**YOUR GOAL:**
Take every line from the listing below that includes "JSON" and copy it.

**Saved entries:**
+++

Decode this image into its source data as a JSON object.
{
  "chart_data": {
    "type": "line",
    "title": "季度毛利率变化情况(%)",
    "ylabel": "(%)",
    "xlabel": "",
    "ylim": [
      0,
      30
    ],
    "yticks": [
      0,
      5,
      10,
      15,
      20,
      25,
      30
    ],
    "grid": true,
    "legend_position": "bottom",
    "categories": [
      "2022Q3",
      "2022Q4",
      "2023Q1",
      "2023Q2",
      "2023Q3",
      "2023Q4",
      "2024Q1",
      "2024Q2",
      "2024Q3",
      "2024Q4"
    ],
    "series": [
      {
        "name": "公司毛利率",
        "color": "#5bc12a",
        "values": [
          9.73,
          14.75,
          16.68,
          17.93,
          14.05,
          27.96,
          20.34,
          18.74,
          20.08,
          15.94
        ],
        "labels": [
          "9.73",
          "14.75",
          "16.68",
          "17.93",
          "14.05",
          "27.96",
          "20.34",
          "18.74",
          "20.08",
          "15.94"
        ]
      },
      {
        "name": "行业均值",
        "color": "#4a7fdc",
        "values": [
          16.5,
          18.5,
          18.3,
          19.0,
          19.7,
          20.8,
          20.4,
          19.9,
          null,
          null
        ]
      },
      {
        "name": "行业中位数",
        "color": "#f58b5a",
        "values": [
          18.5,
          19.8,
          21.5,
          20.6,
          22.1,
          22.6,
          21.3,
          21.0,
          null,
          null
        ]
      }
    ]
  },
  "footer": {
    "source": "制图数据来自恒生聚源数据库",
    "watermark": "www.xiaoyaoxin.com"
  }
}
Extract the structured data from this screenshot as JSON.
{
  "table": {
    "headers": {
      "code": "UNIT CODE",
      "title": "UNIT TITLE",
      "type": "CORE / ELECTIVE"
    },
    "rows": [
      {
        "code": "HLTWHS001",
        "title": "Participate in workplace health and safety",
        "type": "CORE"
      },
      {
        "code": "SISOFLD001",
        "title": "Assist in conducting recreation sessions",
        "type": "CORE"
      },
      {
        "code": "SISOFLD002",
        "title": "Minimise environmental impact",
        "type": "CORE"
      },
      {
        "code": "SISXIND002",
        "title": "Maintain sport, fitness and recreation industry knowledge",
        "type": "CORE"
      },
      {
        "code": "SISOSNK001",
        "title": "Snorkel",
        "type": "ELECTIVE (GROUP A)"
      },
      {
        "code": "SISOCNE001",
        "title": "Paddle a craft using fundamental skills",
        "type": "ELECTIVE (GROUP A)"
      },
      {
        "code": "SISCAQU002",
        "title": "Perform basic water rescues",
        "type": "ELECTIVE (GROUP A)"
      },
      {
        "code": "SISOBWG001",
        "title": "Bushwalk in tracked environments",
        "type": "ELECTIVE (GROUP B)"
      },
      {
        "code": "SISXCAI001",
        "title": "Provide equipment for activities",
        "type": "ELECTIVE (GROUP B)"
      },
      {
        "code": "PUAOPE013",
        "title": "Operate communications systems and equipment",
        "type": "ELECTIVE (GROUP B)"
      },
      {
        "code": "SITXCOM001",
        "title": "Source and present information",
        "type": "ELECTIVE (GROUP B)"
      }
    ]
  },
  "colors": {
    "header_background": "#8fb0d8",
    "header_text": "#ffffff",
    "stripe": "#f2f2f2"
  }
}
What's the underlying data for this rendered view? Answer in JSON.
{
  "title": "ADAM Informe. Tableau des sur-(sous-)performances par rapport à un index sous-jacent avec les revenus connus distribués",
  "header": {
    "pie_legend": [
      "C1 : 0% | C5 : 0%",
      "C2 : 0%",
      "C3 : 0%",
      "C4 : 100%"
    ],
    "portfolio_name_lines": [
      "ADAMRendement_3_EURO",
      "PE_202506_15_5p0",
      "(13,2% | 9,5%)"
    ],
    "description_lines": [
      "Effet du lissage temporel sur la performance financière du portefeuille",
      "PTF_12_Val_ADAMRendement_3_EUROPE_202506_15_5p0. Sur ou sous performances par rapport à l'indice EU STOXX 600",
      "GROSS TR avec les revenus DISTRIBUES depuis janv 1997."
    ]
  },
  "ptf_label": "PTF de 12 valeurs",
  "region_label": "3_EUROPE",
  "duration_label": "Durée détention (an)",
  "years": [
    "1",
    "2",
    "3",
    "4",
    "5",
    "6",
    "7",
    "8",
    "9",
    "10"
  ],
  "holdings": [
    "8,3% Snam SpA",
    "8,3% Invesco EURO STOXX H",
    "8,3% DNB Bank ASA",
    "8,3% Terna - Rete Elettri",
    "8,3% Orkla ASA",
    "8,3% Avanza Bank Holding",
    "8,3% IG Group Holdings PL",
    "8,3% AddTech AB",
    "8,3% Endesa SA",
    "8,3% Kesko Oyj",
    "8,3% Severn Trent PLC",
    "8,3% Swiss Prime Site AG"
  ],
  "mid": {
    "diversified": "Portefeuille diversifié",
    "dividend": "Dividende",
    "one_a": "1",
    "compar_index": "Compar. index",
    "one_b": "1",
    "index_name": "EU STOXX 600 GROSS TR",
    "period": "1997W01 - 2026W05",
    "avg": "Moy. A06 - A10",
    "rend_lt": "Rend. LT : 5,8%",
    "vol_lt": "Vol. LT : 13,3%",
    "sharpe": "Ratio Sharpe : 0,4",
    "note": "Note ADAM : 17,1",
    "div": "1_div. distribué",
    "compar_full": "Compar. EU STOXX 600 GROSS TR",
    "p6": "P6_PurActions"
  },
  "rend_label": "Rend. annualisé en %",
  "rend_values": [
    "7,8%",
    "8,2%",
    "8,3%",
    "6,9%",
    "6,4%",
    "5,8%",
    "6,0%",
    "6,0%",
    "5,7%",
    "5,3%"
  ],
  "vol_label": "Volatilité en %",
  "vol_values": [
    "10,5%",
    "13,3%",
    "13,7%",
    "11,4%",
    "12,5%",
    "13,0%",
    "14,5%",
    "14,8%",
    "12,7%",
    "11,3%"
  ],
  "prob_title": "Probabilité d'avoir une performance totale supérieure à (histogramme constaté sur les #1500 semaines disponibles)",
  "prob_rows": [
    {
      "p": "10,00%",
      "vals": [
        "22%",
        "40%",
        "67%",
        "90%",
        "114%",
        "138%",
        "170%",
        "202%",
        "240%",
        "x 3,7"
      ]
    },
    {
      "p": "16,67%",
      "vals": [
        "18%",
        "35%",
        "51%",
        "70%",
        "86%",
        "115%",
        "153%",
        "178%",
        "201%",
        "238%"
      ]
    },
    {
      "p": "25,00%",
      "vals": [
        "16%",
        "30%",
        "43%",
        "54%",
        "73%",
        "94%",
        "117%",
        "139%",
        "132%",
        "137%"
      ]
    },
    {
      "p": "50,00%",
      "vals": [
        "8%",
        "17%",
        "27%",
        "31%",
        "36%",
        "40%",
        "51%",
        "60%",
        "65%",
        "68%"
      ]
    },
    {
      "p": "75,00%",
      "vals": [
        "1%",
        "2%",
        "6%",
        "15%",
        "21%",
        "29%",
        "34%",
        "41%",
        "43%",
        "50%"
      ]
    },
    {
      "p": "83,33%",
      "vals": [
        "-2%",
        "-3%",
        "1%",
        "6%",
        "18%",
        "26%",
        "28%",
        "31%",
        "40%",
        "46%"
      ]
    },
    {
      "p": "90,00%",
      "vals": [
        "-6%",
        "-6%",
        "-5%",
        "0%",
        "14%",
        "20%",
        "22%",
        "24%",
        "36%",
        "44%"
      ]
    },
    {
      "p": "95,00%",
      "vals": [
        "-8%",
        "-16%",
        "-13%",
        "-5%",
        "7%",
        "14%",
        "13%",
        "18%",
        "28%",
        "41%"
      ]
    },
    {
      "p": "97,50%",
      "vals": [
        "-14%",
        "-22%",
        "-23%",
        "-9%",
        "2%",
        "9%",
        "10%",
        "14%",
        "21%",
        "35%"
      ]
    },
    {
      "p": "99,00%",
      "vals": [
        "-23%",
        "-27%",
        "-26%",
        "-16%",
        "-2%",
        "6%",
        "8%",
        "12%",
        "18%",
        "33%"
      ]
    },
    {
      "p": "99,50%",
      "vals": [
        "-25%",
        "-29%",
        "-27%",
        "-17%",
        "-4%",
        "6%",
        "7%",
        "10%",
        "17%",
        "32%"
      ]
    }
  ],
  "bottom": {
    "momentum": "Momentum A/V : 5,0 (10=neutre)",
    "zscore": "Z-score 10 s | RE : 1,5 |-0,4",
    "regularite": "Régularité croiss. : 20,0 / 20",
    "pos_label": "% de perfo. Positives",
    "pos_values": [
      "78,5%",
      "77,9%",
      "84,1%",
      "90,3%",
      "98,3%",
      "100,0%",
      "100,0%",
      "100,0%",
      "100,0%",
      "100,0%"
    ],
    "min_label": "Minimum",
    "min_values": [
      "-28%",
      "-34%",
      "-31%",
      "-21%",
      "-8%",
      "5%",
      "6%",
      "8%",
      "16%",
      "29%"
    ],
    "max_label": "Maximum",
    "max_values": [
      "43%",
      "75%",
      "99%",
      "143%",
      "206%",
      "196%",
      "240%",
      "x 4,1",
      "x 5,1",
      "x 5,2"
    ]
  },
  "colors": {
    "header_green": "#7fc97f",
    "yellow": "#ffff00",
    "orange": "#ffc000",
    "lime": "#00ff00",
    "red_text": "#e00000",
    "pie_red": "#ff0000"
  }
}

+++

**PROBLEM SOLUTION:**
Decode this image into its source data as a JSON object.
Extract the structured data from this screenshot as JSON.
What's the underlying data for this rendered view? Answer in JSON.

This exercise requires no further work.